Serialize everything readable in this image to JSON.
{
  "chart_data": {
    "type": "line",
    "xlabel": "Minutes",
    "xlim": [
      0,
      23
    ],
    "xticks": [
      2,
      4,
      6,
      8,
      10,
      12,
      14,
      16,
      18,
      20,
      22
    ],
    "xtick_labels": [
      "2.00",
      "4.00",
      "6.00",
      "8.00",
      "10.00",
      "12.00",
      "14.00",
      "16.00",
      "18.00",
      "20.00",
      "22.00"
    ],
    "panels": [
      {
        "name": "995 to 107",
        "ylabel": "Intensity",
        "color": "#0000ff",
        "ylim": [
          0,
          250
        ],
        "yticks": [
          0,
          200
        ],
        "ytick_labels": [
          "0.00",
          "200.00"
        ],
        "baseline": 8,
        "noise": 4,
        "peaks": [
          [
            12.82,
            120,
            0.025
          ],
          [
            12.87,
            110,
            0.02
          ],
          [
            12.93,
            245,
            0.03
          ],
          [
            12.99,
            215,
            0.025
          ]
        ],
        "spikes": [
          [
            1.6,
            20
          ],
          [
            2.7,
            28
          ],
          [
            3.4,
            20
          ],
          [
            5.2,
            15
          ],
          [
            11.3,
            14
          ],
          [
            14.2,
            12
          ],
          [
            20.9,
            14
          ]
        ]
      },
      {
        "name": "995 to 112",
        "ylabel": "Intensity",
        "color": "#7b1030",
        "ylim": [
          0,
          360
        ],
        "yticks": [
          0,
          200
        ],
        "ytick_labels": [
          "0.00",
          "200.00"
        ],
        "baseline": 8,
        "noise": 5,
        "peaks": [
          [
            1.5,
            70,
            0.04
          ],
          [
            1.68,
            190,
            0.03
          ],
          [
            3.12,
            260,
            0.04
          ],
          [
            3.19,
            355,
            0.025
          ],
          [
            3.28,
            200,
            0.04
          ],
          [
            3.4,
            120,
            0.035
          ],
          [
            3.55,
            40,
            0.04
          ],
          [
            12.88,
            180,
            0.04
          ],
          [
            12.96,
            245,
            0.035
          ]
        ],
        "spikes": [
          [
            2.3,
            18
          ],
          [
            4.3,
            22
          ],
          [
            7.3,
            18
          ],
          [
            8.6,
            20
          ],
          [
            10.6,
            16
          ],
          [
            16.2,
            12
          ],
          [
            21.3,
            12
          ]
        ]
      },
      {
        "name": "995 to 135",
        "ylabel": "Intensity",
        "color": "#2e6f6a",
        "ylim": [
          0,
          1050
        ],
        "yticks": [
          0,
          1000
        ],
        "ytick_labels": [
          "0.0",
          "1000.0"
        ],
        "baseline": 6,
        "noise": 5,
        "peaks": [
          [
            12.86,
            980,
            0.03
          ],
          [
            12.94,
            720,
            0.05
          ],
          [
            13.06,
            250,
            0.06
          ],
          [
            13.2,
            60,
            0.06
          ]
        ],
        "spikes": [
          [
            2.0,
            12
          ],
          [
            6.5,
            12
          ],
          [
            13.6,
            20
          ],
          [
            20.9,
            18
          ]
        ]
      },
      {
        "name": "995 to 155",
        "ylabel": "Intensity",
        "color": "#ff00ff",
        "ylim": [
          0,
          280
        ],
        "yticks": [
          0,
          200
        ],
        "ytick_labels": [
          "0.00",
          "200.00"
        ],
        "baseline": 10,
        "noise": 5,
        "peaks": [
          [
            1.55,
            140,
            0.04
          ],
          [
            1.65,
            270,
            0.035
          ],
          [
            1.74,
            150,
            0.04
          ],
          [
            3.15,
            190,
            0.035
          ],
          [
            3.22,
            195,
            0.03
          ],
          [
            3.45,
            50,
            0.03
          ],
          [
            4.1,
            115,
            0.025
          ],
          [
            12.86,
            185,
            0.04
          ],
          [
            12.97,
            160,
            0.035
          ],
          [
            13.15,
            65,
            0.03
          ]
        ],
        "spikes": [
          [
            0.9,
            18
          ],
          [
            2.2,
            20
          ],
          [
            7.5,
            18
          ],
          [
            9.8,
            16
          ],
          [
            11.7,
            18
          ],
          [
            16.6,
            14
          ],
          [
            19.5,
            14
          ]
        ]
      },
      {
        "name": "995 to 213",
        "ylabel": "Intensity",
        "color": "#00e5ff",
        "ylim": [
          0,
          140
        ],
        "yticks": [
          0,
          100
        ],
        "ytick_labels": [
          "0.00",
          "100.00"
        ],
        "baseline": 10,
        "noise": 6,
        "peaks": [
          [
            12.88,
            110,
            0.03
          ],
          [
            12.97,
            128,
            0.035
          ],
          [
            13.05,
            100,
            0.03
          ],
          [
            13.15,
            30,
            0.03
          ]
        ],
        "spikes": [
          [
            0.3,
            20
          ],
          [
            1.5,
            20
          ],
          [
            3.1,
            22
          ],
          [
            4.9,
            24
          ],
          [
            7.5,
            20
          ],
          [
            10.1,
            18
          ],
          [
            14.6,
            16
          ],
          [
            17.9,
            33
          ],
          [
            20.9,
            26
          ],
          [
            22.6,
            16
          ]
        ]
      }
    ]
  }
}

* * *

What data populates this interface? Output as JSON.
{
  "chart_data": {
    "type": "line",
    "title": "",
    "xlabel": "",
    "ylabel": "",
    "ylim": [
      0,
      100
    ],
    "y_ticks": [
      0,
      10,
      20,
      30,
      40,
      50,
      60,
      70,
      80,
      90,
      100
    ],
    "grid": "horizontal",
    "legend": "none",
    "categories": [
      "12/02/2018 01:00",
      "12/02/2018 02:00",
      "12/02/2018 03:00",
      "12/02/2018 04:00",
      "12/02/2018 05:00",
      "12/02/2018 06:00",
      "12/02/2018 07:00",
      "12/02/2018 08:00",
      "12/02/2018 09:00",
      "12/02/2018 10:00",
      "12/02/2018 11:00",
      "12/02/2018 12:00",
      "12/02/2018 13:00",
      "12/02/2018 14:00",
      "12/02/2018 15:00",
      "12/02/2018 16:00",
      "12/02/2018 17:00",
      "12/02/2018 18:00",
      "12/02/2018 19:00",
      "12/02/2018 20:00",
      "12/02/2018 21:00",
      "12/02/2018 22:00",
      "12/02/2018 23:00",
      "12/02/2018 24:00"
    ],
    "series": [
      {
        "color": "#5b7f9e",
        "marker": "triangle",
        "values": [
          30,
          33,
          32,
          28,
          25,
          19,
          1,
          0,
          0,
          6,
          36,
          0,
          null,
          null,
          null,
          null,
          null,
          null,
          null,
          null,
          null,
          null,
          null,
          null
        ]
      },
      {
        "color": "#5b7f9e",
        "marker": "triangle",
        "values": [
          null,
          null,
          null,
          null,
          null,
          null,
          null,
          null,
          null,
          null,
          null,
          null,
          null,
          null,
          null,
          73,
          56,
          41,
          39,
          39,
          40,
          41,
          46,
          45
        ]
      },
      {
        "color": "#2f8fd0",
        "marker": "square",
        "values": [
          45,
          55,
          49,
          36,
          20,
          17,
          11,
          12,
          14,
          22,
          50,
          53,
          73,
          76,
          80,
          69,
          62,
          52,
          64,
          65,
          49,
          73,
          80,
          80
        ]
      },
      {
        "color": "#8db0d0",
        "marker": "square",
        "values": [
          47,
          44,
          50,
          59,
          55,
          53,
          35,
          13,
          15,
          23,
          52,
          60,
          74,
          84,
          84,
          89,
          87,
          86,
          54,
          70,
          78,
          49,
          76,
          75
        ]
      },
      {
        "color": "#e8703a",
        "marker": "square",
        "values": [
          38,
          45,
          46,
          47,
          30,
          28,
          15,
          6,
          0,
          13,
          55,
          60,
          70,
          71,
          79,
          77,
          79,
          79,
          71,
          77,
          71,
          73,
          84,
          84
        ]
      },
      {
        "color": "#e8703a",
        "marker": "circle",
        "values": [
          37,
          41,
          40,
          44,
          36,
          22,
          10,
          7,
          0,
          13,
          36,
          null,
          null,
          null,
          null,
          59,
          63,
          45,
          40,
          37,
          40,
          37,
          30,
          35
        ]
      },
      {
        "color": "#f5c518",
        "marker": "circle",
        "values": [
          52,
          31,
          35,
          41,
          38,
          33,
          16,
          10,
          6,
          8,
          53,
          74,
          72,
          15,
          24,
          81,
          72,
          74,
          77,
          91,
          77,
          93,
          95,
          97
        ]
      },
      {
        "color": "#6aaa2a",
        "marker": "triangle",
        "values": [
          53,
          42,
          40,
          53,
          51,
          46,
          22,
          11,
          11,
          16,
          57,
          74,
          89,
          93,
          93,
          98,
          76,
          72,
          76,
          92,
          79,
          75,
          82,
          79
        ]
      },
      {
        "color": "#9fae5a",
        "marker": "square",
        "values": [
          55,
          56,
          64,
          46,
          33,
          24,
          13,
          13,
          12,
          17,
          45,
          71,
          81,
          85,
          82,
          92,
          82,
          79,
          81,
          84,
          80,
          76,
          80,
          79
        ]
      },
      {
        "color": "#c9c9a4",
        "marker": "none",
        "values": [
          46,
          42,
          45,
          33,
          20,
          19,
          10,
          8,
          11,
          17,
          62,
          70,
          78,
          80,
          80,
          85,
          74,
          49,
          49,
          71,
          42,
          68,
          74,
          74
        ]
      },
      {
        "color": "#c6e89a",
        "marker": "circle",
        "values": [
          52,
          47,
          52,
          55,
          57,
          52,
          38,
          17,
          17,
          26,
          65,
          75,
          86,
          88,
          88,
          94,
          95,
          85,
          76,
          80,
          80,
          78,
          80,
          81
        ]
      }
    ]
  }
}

...

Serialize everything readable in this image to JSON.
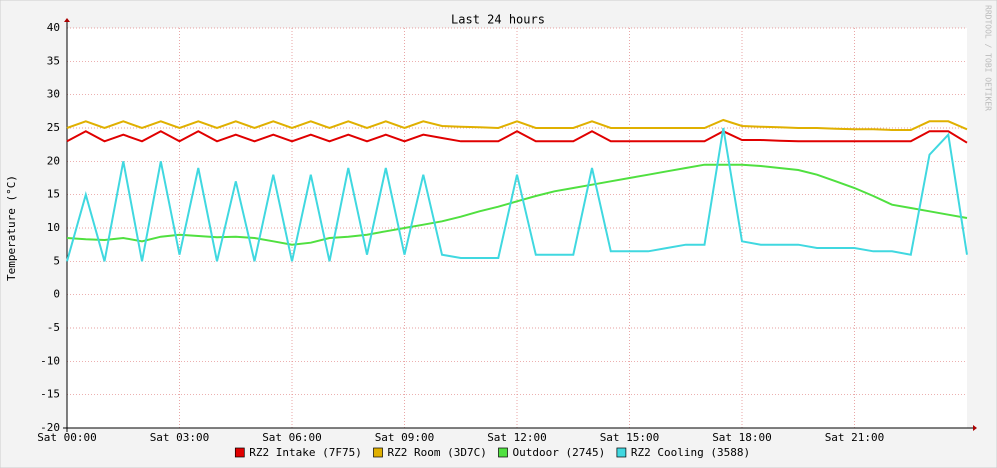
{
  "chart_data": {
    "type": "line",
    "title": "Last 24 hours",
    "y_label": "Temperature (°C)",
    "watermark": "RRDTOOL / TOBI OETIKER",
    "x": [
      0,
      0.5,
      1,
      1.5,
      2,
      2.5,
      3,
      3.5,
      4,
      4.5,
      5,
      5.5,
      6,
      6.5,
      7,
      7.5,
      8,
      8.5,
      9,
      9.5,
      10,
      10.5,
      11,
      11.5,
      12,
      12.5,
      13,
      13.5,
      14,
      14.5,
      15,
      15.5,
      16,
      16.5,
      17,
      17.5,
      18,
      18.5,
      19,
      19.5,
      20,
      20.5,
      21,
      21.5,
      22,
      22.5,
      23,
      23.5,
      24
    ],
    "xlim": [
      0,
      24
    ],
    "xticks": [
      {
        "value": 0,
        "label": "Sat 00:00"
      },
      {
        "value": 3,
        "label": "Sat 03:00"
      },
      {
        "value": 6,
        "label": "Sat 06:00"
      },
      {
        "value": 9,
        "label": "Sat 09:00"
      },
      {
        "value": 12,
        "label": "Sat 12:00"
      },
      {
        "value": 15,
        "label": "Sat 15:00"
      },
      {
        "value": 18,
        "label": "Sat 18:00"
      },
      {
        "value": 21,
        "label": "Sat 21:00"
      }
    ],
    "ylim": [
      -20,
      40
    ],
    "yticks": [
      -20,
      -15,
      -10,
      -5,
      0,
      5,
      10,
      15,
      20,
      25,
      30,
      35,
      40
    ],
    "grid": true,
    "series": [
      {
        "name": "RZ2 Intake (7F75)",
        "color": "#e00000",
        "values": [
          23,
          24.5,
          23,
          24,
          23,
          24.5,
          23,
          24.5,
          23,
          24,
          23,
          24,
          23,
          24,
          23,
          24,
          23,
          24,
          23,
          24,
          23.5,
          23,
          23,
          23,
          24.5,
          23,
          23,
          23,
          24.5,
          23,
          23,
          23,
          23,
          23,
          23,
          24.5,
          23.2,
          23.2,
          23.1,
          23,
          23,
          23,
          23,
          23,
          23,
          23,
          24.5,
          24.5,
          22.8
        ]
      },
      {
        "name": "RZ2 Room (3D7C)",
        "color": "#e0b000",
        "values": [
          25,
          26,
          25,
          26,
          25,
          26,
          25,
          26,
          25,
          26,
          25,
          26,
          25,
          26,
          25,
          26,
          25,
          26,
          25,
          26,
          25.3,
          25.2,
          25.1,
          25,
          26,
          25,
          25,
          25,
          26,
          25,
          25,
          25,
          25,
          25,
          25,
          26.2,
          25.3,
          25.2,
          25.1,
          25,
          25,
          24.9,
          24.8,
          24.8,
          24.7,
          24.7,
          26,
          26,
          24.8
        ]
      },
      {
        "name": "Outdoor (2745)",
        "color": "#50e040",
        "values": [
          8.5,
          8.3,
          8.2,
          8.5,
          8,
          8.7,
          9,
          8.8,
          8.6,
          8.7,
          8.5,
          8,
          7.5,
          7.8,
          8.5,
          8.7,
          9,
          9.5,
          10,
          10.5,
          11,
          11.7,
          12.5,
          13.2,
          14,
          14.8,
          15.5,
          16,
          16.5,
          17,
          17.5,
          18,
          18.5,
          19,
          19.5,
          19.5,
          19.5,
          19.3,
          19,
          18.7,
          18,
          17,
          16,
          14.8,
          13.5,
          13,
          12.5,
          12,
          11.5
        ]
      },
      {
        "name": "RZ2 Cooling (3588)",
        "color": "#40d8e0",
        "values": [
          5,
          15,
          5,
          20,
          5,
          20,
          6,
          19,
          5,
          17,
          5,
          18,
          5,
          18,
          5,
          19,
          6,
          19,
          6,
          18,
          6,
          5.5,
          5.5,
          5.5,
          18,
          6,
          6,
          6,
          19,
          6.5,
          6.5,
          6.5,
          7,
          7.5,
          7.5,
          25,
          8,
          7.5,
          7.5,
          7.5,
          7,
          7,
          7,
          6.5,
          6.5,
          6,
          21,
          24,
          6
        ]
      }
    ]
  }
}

*Task goal*: Search the lines above for the string "name", then show every one that has it.

*Exercise response*:
        "name": "995 to 107",
        "name": "995 to 112",
        "name": "995 to 135",
        "name": "995 to 155",
        "name": "995 to 213",
        "name": "RZ2 Intake (7F75)",
        "name": "RZ2 Room (3D7C)",
        "name": "Outdoor (2745)",
        "name": "RZ2 Cooling (3588)",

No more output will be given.